### Description of the task
Write out the material below again, unchanged.

### Records shown

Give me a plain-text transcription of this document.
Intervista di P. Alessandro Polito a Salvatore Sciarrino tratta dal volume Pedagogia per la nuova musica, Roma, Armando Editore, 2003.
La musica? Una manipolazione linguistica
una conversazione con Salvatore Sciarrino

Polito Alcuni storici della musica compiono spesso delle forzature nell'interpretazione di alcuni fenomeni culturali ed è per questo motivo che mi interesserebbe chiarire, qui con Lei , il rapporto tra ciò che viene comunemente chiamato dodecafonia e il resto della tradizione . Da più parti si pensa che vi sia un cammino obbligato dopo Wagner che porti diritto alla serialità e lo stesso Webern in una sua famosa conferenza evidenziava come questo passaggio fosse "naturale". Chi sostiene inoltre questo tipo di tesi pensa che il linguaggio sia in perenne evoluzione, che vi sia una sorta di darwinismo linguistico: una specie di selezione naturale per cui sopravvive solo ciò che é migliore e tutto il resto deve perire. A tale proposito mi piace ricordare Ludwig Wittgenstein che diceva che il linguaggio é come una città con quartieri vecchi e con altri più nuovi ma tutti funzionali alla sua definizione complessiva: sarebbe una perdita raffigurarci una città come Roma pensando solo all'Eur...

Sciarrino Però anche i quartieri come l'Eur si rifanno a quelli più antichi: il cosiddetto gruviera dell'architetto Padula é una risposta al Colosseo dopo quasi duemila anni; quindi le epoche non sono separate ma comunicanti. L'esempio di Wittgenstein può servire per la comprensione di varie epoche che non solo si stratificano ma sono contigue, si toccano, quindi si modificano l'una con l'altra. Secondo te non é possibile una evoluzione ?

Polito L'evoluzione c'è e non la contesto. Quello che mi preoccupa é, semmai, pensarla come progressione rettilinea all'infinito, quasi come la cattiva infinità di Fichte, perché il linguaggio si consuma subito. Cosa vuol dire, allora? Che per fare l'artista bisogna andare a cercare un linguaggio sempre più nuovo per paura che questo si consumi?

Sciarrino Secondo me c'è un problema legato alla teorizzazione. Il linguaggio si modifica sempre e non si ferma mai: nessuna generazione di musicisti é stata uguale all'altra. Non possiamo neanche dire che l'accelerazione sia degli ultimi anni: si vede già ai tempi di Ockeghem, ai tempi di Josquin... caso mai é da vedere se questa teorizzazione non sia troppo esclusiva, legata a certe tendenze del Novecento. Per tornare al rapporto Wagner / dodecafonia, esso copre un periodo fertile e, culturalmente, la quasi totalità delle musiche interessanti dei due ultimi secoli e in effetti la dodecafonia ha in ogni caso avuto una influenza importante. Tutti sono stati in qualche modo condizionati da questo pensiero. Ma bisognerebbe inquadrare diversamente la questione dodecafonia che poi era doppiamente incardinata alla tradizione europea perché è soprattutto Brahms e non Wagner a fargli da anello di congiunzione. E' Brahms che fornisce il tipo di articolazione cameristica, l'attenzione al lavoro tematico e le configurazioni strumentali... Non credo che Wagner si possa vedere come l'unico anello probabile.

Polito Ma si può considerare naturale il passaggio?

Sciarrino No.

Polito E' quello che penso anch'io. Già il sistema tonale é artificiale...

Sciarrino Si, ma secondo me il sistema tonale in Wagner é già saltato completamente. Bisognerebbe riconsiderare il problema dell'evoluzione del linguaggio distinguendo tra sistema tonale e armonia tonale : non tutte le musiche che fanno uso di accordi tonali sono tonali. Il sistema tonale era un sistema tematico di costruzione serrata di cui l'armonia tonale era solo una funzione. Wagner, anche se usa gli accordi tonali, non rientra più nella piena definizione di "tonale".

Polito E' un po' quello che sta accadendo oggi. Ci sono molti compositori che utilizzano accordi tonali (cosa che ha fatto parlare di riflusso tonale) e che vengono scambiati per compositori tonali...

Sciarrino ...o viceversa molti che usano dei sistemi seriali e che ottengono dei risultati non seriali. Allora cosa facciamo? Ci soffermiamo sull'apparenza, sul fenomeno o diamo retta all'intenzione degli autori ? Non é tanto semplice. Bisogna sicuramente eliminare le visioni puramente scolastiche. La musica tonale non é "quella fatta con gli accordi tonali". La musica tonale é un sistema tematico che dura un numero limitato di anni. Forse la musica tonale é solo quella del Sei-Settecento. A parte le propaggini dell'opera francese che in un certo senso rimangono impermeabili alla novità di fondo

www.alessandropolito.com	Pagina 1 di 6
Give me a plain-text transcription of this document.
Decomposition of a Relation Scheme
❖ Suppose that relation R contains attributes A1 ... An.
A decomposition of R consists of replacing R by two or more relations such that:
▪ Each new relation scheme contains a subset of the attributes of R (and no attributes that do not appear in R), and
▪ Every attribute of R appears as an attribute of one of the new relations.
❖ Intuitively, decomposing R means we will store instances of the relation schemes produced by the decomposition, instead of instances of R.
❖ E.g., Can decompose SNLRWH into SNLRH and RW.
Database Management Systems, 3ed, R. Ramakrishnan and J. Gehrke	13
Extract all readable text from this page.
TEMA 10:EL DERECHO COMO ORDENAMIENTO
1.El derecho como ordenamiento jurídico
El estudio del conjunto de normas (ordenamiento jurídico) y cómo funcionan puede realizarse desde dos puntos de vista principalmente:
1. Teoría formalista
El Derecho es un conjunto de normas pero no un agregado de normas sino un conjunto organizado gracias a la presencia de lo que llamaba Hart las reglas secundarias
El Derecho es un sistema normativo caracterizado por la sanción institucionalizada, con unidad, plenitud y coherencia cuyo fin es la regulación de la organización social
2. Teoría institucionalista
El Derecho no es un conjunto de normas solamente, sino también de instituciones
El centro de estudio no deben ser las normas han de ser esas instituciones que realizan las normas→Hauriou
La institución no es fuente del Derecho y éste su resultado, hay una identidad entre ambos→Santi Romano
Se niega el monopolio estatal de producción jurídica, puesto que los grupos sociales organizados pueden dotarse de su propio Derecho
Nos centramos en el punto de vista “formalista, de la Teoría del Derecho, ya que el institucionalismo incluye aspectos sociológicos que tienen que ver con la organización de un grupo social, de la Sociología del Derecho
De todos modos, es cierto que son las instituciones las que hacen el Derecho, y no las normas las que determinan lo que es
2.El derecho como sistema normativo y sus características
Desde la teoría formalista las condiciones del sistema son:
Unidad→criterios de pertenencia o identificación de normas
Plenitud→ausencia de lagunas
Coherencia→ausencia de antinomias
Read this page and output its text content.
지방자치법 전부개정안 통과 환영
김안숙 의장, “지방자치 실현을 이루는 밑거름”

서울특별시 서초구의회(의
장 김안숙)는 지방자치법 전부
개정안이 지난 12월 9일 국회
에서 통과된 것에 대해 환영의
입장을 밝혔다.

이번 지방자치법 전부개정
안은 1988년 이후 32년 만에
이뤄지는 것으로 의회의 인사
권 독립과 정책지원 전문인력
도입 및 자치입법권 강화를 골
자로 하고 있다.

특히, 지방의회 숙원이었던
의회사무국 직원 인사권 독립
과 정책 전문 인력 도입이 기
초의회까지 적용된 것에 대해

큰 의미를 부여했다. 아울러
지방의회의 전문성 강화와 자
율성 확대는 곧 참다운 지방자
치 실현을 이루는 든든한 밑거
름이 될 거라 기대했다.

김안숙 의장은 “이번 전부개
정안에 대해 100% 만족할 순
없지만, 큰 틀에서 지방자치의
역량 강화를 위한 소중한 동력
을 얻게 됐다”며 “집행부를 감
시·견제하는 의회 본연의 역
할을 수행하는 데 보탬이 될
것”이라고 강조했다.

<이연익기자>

### Final result
Give me a plain-text transcription of this document.
Intervista di P. Alessandro Polito a Salvatore Sciarrino tratta dal volume Pedagogia per la nuova musica, Roma, Armando Editore, 2003.
La musica? Una manipolazione linguistica
una conversazione con Salvatore Sciarrino

Polito Alcuni storici della musica compiono spesso delle forzature nell'interpretazione di alcuni fenomeni culturali ed è per questo motivo che mi interesserebbe chiarire, qui con Lei , il rapporto tra ciò che viene comunemente chiamato dodecafonia e il resto della tradizione . Da più parti si pensa che vi sia un cammino obbligato dopo Wagner che porti diritto alla serialità e lo stesso Webern in una sua famosa conferenza evidenziava come questo passaggio fosse "naturale". Chi sostiene inoltre questo tipo di tesi pensa che il linguaggio sia in perenne evoluzione, che vi sia una sorta di darwinismo linguistico: una specie di selezione naturale per cui sopravvive solo ciò che é migliore e tutto il resto deve perire. A tale proposito mi piace ricordare Ludwig Wittgenstein che diceva che il linguaggio é come una città con quartieri vecchi e con altri più nuovi ma tutti funzionali alla sua definizione complessiva: sarebbe una perdita raffigurarci una città come Roma pensando solo all'Eur...

Sciarrino Però anche i quartieri come l'Eur si rifanno a quelli più antichi: il cosiddetto gruviera dell'architetto Padula é una risposta al Colosseo dopo quasi duemila anni; quindi le epoche non sono separate ma comunicanti. L'esempio di Wittgenstein può servire per la comprensione di varie epoche che non solo si stratificano ma sono contigue, si toccano, quindi si modificano l'una con l'altra. Secondo te non é possibile una evoluzione ?

Polito L'evoluzione c'è e non la contesto. Quello che mi preoccupa é, semmai, pensarla come progressione rettilinea all'infinito, quasi come la cattiva infinità di Fichte, perché il linguaggio si consuma subito. Cosa vuol dire, allora? Che per fare l'artista bisogna andare a cercare un linguaggio sempre più nuovo per paura che questo si consumi?

Sciarrino Secondo me c'è un problema legato alla teorizzazione. Il linguaggio si modifica sempre e non si ferma mai: nessuna generazione di musicisti é stata uguale all'altra. Non possiamo neanche dire che l'accelerazione sia degli ultimi anni: si vede già ai tempi di Ockeghem, ai tempi di Josquin... caso mai é da vedere se questa teorizzazione non sia troppo esclusiva, legata a certe tendenze del Novecento. Per tornare al rapporto Wagner / dodecafonia, esso copre un periodo fertile e, culturalmente, la quasi totalità delle musiche interessanti dei due ultimi secoli e in effetti la dodecafonia ha in ogni caso avuto una influenza importante. Tutti sono stati in qualche modo condizionati da questo pensiero. Ma bisognerebbe inquadrare diversamente la questione dodecafonia che poi era doppiamente incardinata alla tradizione europea perché è soprattutto Brahms e non Wagner a fargli da anello di congiunzione. E' Brahms che fornisce il tipo di articolazione cameristica, l'attenzione al lavoro tematico e le configurazioni strumentali... Non credo che Wagner si possa vedere come l'unico anello probabile.

Polito Ma si può considerare naturale il passaggio?

Sciarrino No.

Polito E' quello che penso anch'io. Già il sistema tonale é artificiale...

Sciarrino Si, ma secondo me il sistema tonale in Wagner é già saltato completamente. Bisognerebbe riconsiderare il problema dell'evoluzione del linguaggio distinguendo tra sistema tonale e armonia tonale : non tutte le musiche che fanno uso di accordi tonali sono tonali. Il sistema tonale era un sistema tematico di costruzione serrata di cui l'armonia tonale era solo una funzione. Wagner, anche se usa gli accordi tonali, non rientra più nella piena definizione di "tonale".

Polito E' un po' quello che sta accadendo oggi. Ci sono molti compositori che utilizzano accordi tonali (cosa che ha fatto parlare di riflusso tonale) e che vengono scambiati per compositori tonali...

Sciarrino ...o viceversa molti che usano dei sistemi seriali e che ottengono dei risultati non seriali. Allora cosa facciamo? Ci soffermiamo sull'apparenza, sul fenomeno o diamo retta all'intenzione degli autori ? Non é tanto semplice. Bisogna sicuramente eliminare le visioni puramente scolastiche. La musica tonale non é "quella fatta con gli accordi tonali". La musica tonale é un sistema tematico che dura un numero limitato di anni. Forse la musica tonale é solo quella del Sei-Settecento. A parte le propaggini dell'opera francese che in un certo senso rimangono impermeabili alla novità di fondo

www.alessandropolito.com	Pagina 1 di 6
Give me a plain-text transcription of this document.
Decomposition of a Relation Scheme
❖ Suppose that relation R contains attributes A1 ... An.
A decomposition of R consists of replacing R by two or more relations such that:
▪ Each new relation scheme contains a subset of the attributes of R (and no attributes that do not appear in R), and
▪ Every attribute of R appears as an attribute of one of the new relations.
❖ Intuitively, decomposing R means we will store instances of the relation schemes produced by the decomposition, instead of instances of R.
❖ E.g., Can decompose SNLRWH into SNLRH and RW.
Database Management Systems, 3ed, R. Ramakrishnan and J. Gehrke	13
Extract all readable text from this page.
TEMA 10:EL DERECHO COMO ORDENAMIENTO
1.El derecho como ordenamiento jurídico
El estudio del conjunto de normas (ordenamiento jurídico) y cómo funcionan puede realizarse desde dos puntos de vista principalmente:
1. Teoría formalista
El Derecho es un conjunto de normas pero no un agregado de normas sino un conjunto organizado gracias a la presencia de lo que llamaba Hart las reglas secundarias
El Derecho es un sistema normativo caracterizado por la sanción institucionalizada, con unidad, plenitud y coherencia cuyo fin es la regulación de la organización social
2. Teoría institucionalista
El Derecho no es un conjunto de normas solamente, sino también de instituciones
El centro de estudio no deben ser las normas han de ser esas instituciones que realizan las normas→Hauriou
La institución no es fuente del Derecho y éste su resultado, hay una identidad entre ambos→Santi Romano
Se niega el monopolio estatal de producción jurídica, puesto que los grupos sociales organizados pueden dotarse de su propio Derecho
Nos centramos en el punto de vista “formalista, de la Teoría del Derecho, ya que el institucionalismo incluye aspectos sociológicos que tienen que ver con la organización de un grupo social, de la Sociología del Derecho
De todos modos, es cierto que son las instituciones las que hacen el Derecho, y no las normas las que determinan lo que es
2.El derecho como sistema normativo y sus características
Desde la teoría formalista las condiciones del sistema son:
Unidad→criterios de pertenencia o identificación de normas
Plenitud→ausencia de lagunas
Coherencia→ausencia de antinomias
Read this page and output its text content.
지방자치법 전부개정안 통과 환영
김안숙 의장, “지방자치 실현을 이루는 밑거름”

서울특별시 서초구의회(의
장 김안숙)는 지방자치법 전부
개정안이 지난 12월 9일 국회
에서 통과된 것에 대해 환영의
입장을 밝혔다.

이번 지방자치법 전부개정
안은 1988년 이후 32년 만에
이뤄지는 것으로 의회의 인사
권 독립과 정책지원 전문인력
도입 및 자치입법권 강화를 골
자로 하고 있다.

특히, 지방의회 숙원이었던
의회사무국 직원 인사권 독립
과 정책 전문 인력 도입이 기
초의회까지 적용된 것에 대해

큰 의미를 부여했다. 아울러
지방의회의 전문성 강화와 자
율성 확대는 곧 참다운 지방자
치 실현을 이루는 든든한 밑거
름이 될 거라 기대했다.

김안숙 의장은 “이번 전부개
정안에 대해 100% 만족할 순
없지만, 큰 틀에서 지방자치의
역량 강화를 위한 소중한 동력
을 얻게 됐다”며 “집행부를 감
시·견제하는 의회 본연의 역
할을 수행하는 데 보탬이 될
것”이라고 강조했다.

<이연익기자>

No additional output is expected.